[TASK BRIEF]
Locate the lines that hold the string "Tochter". Copy every such line.

Data records:
--- BEGIN ---
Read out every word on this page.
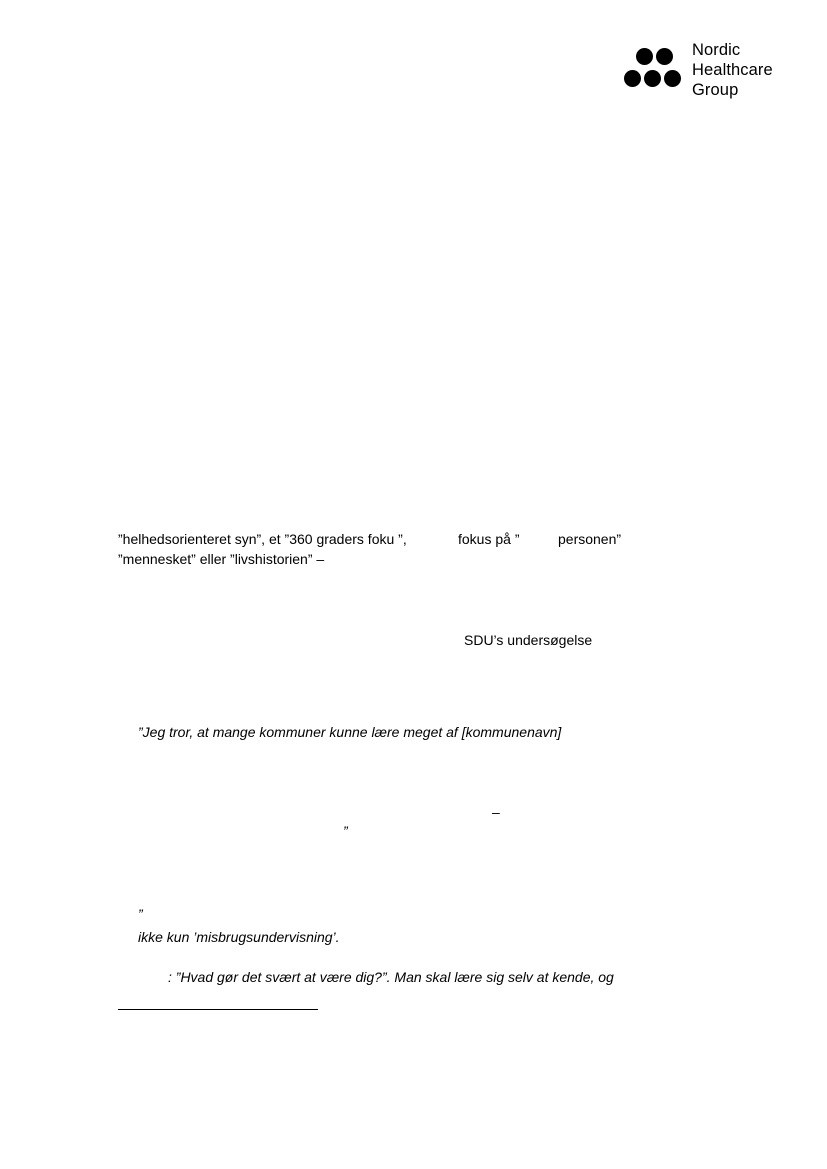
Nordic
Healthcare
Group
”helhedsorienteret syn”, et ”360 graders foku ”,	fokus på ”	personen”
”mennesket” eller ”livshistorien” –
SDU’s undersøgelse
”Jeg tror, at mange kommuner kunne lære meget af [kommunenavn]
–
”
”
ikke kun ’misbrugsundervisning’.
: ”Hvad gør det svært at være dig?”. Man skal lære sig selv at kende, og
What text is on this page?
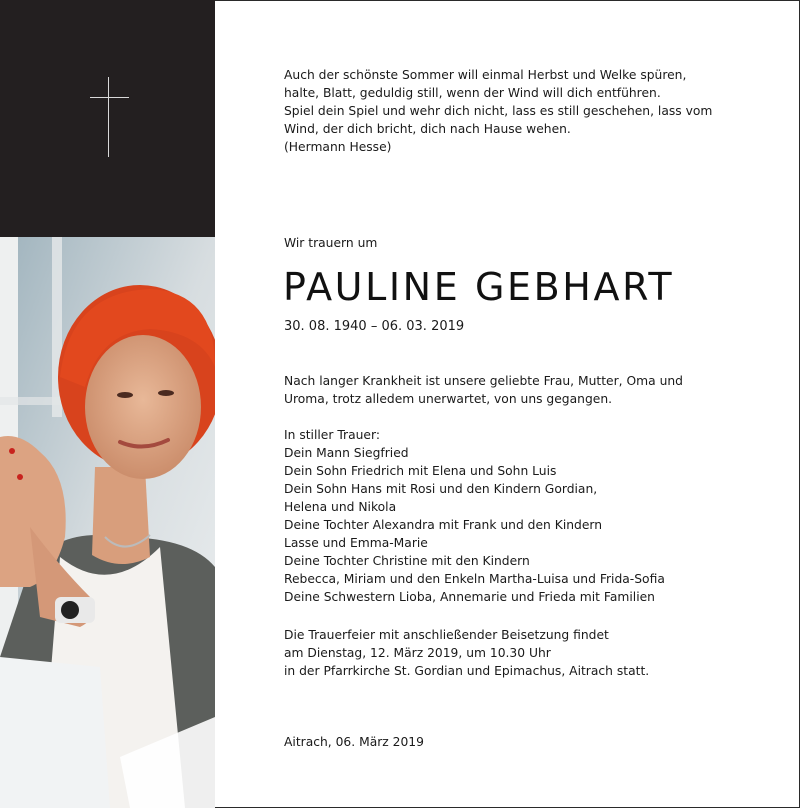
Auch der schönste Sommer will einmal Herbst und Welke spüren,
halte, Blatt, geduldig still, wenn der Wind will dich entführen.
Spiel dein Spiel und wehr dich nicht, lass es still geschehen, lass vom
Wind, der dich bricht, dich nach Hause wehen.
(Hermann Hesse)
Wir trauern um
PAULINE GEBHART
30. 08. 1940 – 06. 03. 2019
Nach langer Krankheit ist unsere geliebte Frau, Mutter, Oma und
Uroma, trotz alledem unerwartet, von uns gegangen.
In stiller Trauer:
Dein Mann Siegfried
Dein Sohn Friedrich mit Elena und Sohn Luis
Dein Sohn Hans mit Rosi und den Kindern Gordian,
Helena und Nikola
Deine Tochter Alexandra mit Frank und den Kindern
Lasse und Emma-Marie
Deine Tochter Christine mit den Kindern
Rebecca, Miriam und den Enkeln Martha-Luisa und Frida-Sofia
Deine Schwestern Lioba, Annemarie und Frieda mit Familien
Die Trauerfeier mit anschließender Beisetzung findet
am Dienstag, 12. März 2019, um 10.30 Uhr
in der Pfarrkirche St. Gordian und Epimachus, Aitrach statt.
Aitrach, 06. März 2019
--- END ---
--- BEGIN ---
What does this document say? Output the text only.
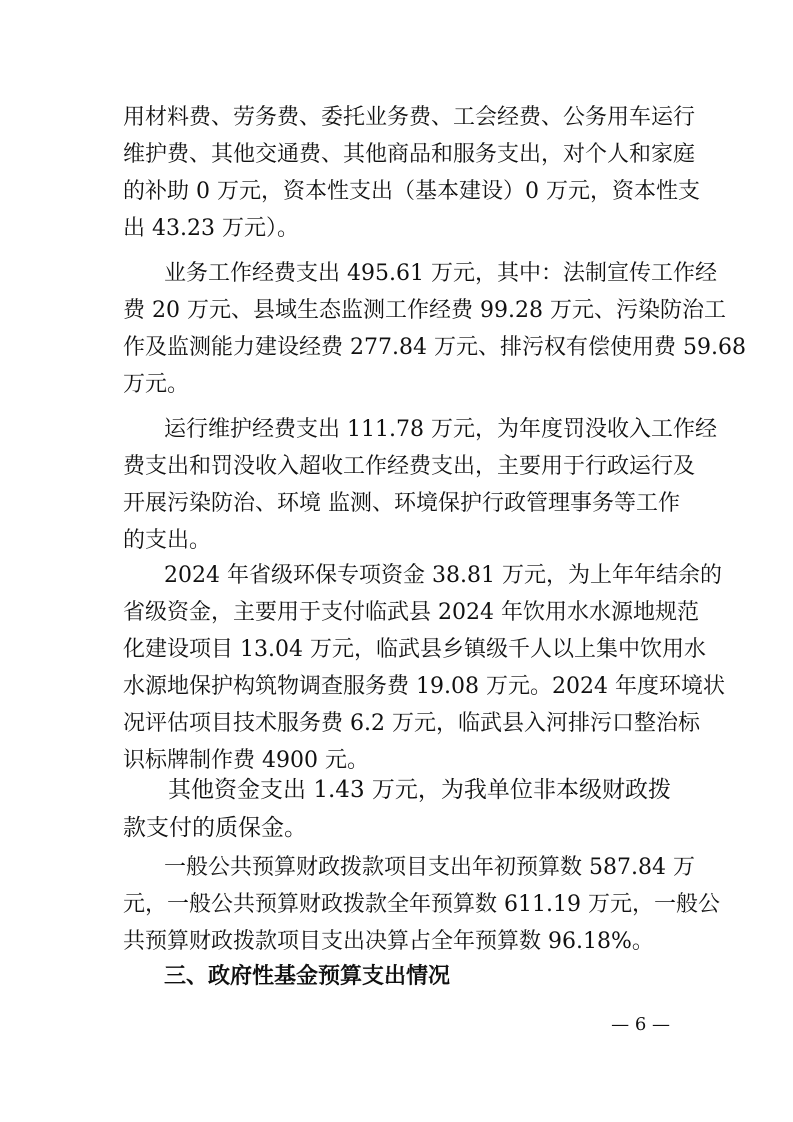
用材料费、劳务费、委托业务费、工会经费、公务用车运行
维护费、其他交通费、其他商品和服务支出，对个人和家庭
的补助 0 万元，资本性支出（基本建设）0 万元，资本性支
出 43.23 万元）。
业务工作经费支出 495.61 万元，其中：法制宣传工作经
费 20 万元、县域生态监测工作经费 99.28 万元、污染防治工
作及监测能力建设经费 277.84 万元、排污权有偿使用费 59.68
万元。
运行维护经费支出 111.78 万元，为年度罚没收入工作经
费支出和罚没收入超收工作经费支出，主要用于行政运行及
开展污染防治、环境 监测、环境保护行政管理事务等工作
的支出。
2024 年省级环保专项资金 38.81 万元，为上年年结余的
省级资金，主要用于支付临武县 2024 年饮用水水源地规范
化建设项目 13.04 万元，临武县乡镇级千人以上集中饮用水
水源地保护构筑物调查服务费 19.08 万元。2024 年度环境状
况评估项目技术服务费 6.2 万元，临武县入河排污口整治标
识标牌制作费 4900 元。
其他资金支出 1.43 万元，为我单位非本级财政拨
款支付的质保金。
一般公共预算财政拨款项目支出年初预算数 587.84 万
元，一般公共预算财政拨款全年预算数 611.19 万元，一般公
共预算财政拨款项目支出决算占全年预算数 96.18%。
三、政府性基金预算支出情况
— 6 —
--- END ---
--- BEGIN ---
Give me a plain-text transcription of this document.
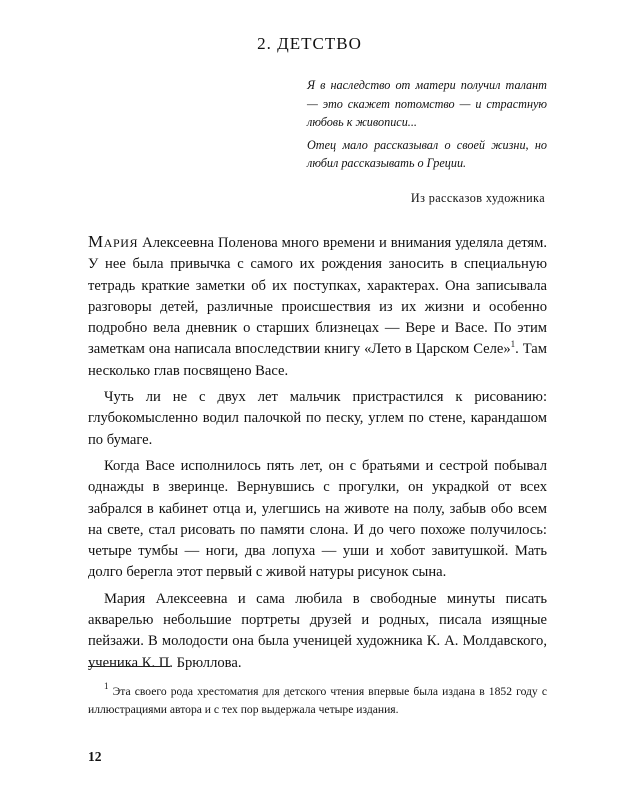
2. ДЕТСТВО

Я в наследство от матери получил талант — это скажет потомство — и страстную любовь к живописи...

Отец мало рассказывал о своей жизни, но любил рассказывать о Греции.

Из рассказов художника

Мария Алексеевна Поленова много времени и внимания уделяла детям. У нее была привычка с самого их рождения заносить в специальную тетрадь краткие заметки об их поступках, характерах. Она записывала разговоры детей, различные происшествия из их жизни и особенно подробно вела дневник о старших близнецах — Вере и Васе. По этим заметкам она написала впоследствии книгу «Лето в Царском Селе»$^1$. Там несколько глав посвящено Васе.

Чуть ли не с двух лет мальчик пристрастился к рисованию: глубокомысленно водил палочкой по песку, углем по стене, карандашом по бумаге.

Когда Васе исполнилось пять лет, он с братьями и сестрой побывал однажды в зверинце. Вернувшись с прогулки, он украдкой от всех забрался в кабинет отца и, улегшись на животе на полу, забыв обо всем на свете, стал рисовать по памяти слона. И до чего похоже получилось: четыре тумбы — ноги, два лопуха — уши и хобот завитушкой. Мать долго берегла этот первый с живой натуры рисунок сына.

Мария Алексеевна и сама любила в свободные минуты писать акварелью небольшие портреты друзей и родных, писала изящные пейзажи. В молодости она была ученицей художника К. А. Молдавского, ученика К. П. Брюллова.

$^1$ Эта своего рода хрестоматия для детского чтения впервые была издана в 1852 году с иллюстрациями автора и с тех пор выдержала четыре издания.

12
--- END ---
[RESPONSE]
Deine Tochter Alexandra mit Frank und den Kindern
Deine Tochter Christine mit den Kindern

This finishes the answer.